> [Exercise instructions] Collect each line holding the string "Rechercher".

> [Records provided]
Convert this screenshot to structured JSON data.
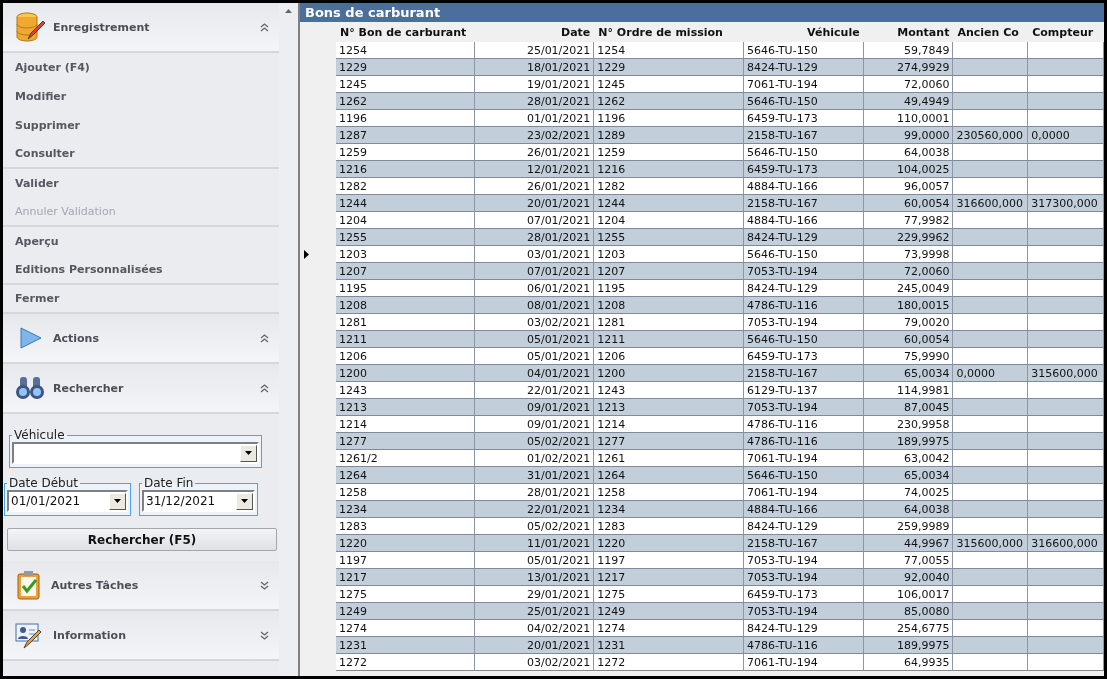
{
  "sidebar": {
    "sections": [
      {
        "kind": "menu",
        "title": "Enregistrement",
        "expanded": true,
        "items": [
          {
            "label": "Ajouter (F4)",
            "disabled": false,
            "divider": false
          },
          {
            "label": "Modifier",
            "disabled": false,
            "divider": false
          },
          {
            "label": "Supprimer",
            "disabled": false,
            "divider": false
          },
          {
            "label": "Consulter",
            "disabled": false,
            "divider": true
          },
          {
            "label": "Valider",
            "disabled": false,
            "divider": false
          },
          {
            "label": "Annuler Validation",
            "disabled": true,
            "divider": true
          },
          {
            "label": "Aperçu",
            "disabled": false,
            "divider": false
          },
          {
            "label": "Editions Personnalisées",
            "disabled": false,
            "divider": true
          },
          {
            "label": "Fermer",
            "disabled": false,
            "divider": true
          }
        ]
      },
      {
        "kind": "header",
        "title": "Actions",
        "expanded": true
      },
      {
        "kind": "search",
        "title": "Rechercher",
        "expanded": true,
        "vehicle": {
          "label": "Véhicule"
        },
        "date_start": {
          "label": "Date Début",
          "value": "01/01/2021"
        },
        "date_end": {
          "label": "Date Fin",
          "value": "31/12/2021"
        },
        "button": "Rechercher (F5)"
      },
      {
        "kind": "header",
        "title": "Autres Tâches",
        "expanded": false
      },
      {
        "kind": "header",
        "title": "Information",
        "expanded": false
      }
    ]
  },
  "grid": {
    "title": "Bons de carburant",
    "columns": [
      "N° Bon de carburant",
      "Date",
      "N° Ordre de mission",
      "Véhicule",
      "Montant",
      "Ancien Co",
      "Compteur"
    ],
    "rows": [
      {
        "current": false,
        "cells": [
          "1254",
          "25/01/2021",
          "1254",
          "5646-TU-150",
          "59,7849",
          "",
          ""
        ]
      },
      {
        "current": false,
        "cells": [
          "1229",
          "18/01/2021",
          "1229",
          "8424-TU-129",
          "274,9929",
          "",
          ""
        ]
      },
      {
        "current": false,
        "cells": [
          "1245",
          "19/01/2021",
          "1245",
          "7061-TU-194",
          "72,0060",
          "",
          ""
        ]
      },
      {
        "current": false,
        "cells": [
          "1262",
          "28/01/2021",
          "1262",
          "5646-TU-150",
          "49,4949",
          "",
          ""
        ]
      },
      {
        "current": false,
        "cells": [
          "1196",
          "01/01/2021",
          "1196",
          "6459-TU-173",
          "110,0001",
          "",
          ""
        ]
      },
      {
        "current": false,
        "cells": [
          "1287",
          "23/02/2021",
          "1289",
          "2158-TU-167",
          "99,0000",
          "230560,000",
          "0,0000"
        ]
      },
      {
        "current": false,
        "cells": [
          "1259",
          "26/01/2021",
          "1259",
          "5646-TU-150",
          "64,0038",
          "",
          ""
        ]
      },
      {
        "current": false,
        "cells": [
          "1216",
          "12/01/2021",
          "1216",
          "6459-TU-173",
          "104,0025",
          "",
          ""
        ]
      },
      {
        "current": false,
        "cells": [
          "1282",
          "26/01/2021",
          "1282",
          "4884-TU-166",
          "96,0057",
          "",
          ""
        ]
      },
      {
        "current": false,
        "cells": [
          "1244",
          "20/01/2021",
          "1244",
          "2158-TU-167",
          "60,0054",
          "316600,000",
          "317300,000"
        ]
      },
      {
        "current": false,
        "cells": [
          "1204",
          "07/01/2021",
          "1204",
          "4884-TU-166",
          "77,9982",
          "",
          ""
        ]
      },
      {
        "current": false,
        "cells": [
          "1255",
          "28/01/2021",
          "1255",
          "8424-TU-129",
          "229,9962",
          "",
          ""
        ]
      },
      {
        "current": true,
        "cells": [
          "1203",
          "03/01/2021",
          "1203",
          "5646-TU-150",
          "73,9998",
          "",
          ""
        ]
      },
      {
        "current": false,
        "cells": [
          "1207",
          "07/01/2021",
          "1207",
          "7053-TU-194",
          "72,0060",
          "",
          ""
        ]
      },
      {
        "current": false,
        "cells": [
          "1195",
          "06/01/2021",
          "1195",
          "8424-TU-129",
          "245,0049",
          "",
          ""
        ]
      },
      {
        "current": false,
        "cells": [
          "1208",
          "08/01/2021",
          "1208",
          "4786-TU-116",
          "180,0015",
          "",
          ""
        ]
      },
      {
        "current": false,
        "cells": [
          "1281",
          "03/02/2021",
          "1281",
          "7053-TU-194",
          "79,0020",
          "",
          ""
        ]
      },
      {
        "current": false,
        "cells": [
          "1211",
          "05/01/2021",
          "1211",
          "5646-TU-150",
          "60,0054",
          "",
          ""
        ]
      },
      {
        "current": false,
        "cells": [
          "1206",
          "05/01/2021",
          "1206",
          "6459-TU-173",
          "75,9990",
          "",
          ""
        ]
      },
      {
        "current": false,
        "cells": [
          "1200",
          "04/01/2021",
          "1200",
          "2158-TU-167",
          "65,0034",
          "0,0000",
          "315600,000"
        ]
      },
      {
        "current": false,
        "cells": [
          "1243",
          "22/01/2021",
          "1243",
          "6129-TU-137",
          "114,9981",
          "",
          ""
        ]
      },
      {
        "current": false,
        "cells": [
          "1213",
          "09/01/2021",
          "1213",
          "7053-TU-194",
          "87,0045",
          "",
          ""
        ]
      },
      {
        "current": false,
        "cells": [
          "1214",
          "09/01/2021",
          "1214",
          "4786-TU-116",
          "230,9958",
          "",
          ""
        ]
      },
      {
        "current": false,
        "cells": [
          "1277",
          "05/02/2021",
          "1277",
          "4786-TU-116",
          "189,9975",
          "",
          ""
        ]
      },
      {
        "current": false,
        "cells": [
          "1261/2",
          "01/02/2021",
          "1261",
          "7061-TU-194",
          "63,0042",
          "",
          ""
        ]
      },
      {
        "current": false,
        "cells": [
          "1264",
          "31/01/2021",
          "1264",
          "5646-TU-150",
          "65,0034",
          "",
          ""
        ]
      },
      {
        "current": false,
        "cells": [
          "1258",
          "28/01/2021",
          "1258",
          "7061-TU-194",
          "74,0025",
          "",
          ""
        ]
      },
      {
        "current": false,
        "cells": [
          "1234",
          "22/01/2021",
          "1234",
          "4884-TU-166",
          "64,0038",
          "",
          ""
        ]
      },
      {
        "current": false,
        "cells": [
          "1283",
          "05/02/2021",
          "1283",
          "8424-TU-129",
          "259,9989",
          "",
          ""
        ]
      },
      {
        "current": false,
        "cells": [
          "1220",
          "11/01/2021",
          "1220",
          "2158-TU-167",
          "44,9967",
          "315600,000",
          "316600,000"
        ]
      },
      {
        "current": false,
        "cells": [
          "1197",
          "05/01/2021",
          "1197",
          "7053-TU-194",
          "77,0055",
          "",
          ""
        ]
      },
      {
        "current": false,
        "cells": [
          "1217",
          "13/01/2021",
          "1217",
          "7053-TU-194",
          "92,0040",
          "",
          ""
        ]
      },
      {
        "current": false,
        "cells": [
          "1275",
          "29/01/2021",
          "1275",
          "6459-TU-173",
          "106,0017",
          "",
          ""
        ]
      },
      {
        "current": false,
        "cells": [
          "1249",
          "25/01/2021",
          "1249",
          "7053-TU-194",
          "85,0080",
          "",
          ""
        ]
      },
      {
        "current": false,
        "cells": [
          "1274",
          "04/02/2021",
          "1274",
          "8424-TU-129",
          "254,6775",
          "",
          ""
        ]
      },
      {
        "current": false,
        "cells": [
          "1231",
          "20/01/2021",
          "1231",
          "4786-TU-116",
          "189,9975",
          "",
          ""
        ]
      },
      {
        "current": false,
        "cells": [
          "1272",
          "03/02/2021",
          "1272",
          "7061-TU-194",
          "64,9935",
          "",
          ""
        ]
      }
    ]
  }
}
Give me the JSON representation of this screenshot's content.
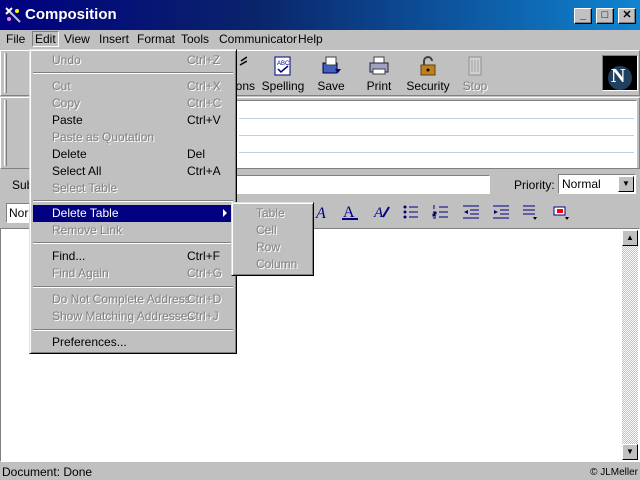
{
  "window": {
    "title": "Composition",
    "controls": {
      "minimize": "_",
      "maximize": "□",
      "close": "✕"
    }
  },
  "menubar": {
    "items": [
      {
        "label": "File"
      },
      {
        "label": "Edit"
      },
      {
        "label": "View"
      },
      {
        "label": "Insert"
      },
      {
        "label": "Format"
      },
      {
        "label": "Tools"
      },
      {
        "label": "Communicator"
      },
      {
        "label": "Help"
      }
    ]
  },
  "toolbar": {
    "buttons": [
      {
        "label": "ons",
        "icon": "options-icon"
      },
      {
        "label": "Spelling",
        "icon": "spelling-icon"
      },
      {
        "label": "Save",
        "icon": "save-icon"
      },
      {
        "label": "Print",
        "icon": "print-icon"
      },
      {
        "label": "Security",
        "icon": "security-icon"
      },
      {
        "label": "Stop",
        "icon": "stop-icon",
        "disabled": true
      }
    ],
    "logo_letter": "N"
  },
  "compose": {
    "subject_label": "Sub",
    "priority_label": "Priority:",
    "priority_value": "Normal",
    "style_value": "Nor"
  },
  "edit_menu": {
    "items": [
      {
        "label": "Undo",
        "shortcut": "Ctrl+Z",
        "disabled": true
      },
      {
        "label": "Cut",
        "shortcut": "Ctrl+X",
        "disabled": true
      },
      {
        "label": "Copy",
        "shortcut": "Ctrl+C",
        "disabled": true
      },
      {
        "label": "Paste",
        "shortcut": "Ctrl+V"
      },
      {
        "label": "Paste as Quotation",
        "shortcut": "",
        "disabled": true
      },
      {
        "label": "Delete",
        "shortcut": "Del"
      },
      {
        "label": "Select All",
        "shortcut": "Ctrl+A"
      },
      {
        "label": "Select Table",
        "shortcut": "",
        "disabled": true
      },
      {
        "label": "Delete Table",
        "shortcut": ""
      },
      {
        "label": "Remove Link",
        "shortcut": "",
        "disabled": true
      },
      {
        "label": "Find...",
        "shortcut": "Ctrl+F"
      },
      {
        "label": "Find Again",
        "shortcut": "Ctrl+G",
        "disabled": true
      },
      {
        "label": "Do Not Complete Address",
        "shortcut": "Ctrl+D",
        "disabled": true
      },
      {
        "label": "Show Matching Addresses",
        "shortcut": "Ctrl+J",
        "disabled": true
      },
      {
        "label": "Preferences...",
        "shortcut": ""
      }
    ]
  },
  "delete_table_submenu": {
    "items": [
      {
        "label": "Table",
        "disabled": true
      },
      {
        "label": "Cell",
        "disabled": true
      },
      {
        "label": "Row",
        "disabled": true
      },
      {
        "label": "Column",
        "disabled": true
      }
    ]
  },
  "statusbar": {
    "text": "Document: Done",
    "copyright": "© JLMeller"
  },
  "colors": {
    "titlebar": "#000080",
    "highlight": "#000080",
    "face": "#c0c0c0"
  }
}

> [Answer below]
        "title": "Rechercher",
        "button": "Rechercher (F5)"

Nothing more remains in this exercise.